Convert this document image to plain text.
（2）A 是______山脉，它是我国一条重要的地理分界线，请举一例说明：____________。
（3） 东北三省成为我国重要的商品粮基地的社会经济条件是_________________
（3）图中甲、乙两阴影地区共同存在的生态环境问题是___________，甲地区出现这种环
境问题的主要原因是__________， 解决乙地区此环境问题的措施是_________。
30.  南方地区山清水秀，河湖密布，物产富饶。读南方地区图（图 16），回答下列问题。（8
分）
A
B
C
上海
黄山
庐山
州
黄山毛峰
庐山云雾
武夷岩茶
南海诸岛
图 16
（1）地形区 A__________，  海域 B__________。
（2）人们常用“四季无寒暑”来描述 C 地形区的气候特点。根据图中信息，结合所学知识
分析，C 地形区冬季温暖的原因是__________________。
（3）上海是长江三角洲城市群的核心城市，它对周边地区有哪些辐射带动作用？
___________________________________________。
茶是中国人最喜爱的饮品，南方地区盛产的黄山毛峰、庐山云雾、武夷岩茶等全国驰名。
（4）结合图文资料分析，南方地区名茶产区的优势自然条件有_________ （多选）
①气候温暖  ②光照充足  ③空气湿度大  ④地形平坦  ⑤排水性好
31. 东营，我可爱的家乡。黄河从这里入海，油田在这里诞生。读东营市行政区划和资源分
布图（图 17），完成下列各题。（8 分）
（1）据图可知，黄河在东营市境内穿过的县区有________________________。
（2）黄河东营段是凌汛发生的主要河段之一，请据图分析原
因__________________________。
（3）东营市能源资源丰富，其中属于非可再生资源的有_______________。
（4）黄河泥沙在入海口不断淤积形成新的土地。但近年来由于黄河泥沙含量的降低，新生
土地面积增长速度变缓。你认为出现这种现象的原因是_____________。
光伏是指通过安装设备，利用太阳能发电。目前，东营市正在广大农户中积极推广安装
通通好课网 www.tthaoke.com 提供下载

******

STATED TASK - Each record should come back exactly as written.

RESPONSE TO THIS EXERCISE -
Convert this document image to plain text.
（2）A 是______山脉，它是我国一条重要的地理分界线，请举一例说明：____________。
（3） 东北三省成为我国重要的商品粮基地的社会经济条件是_________________
（3）图中甲、乙两阴影地区共同存在的生态环境问题是___________，甲地区出现这种环
境问题的主要原因是__________， 解决乙地区此环境问题的措施是_________。
30.  南方地区山清水秀，河湖密布，物产富饶。读南方地区图（图 16），回答下列问题。（8
分）
A
B
C
上海
黄山
庐山
州
黄山毛峰
庐山云雾
武夷岩茶
南海诸岛
图 16
（1）地形区 A__________，  海域 B__________。
（2）人们常用“四季无寒暑”来描述 C 地形区的气候特点。根据图中信息，结合所学知识
分析，C 地形区冬季温暖的原因是__________________。
（3）上海是长江三角洲城市群的核心城市，它对周边地区有哪些辐射带动作用？
___________________________________________。
茶是中国人最喜爱的饮品，南方地区盛产的黄山毛峰、庐山云雾、武夷岩茶等全国驰名。
（4）结合图文资料分析，南方地区名茶产区的优势自然条件有_________ （多选）
①气候温暖  ②光照充足  ③空气湿度大  ④地形平坦  ⑤排水性好
31. 东营，我可爱的家乡。黄河从这里入海，油田在这里诞生。读东营市行政区划和资源分
布图（图 17），完成下列各题。（8 分）
（1）据图可知，黄河在东营市境内穿过的县区有________________________。
（2）黄河东营段是凌汛发生的主要河段之一，请据图分析原
因__________________________。
（3）东营市能源资源丰富，其中属于非可再生资源的有_______________。
（4）黄河泥沙在入海口不断淤积形成新的土地。但近年来由于黄河泥沙含量的降低，新生
土地面积增长速度变缓。你认为出现这种现象的原因是_____________。
光伏是指通过安装设备，利用太阳能发电。目前，东营市正在广大农户中积极推广安装
通通好课网 www.tthaoke.com 提供下载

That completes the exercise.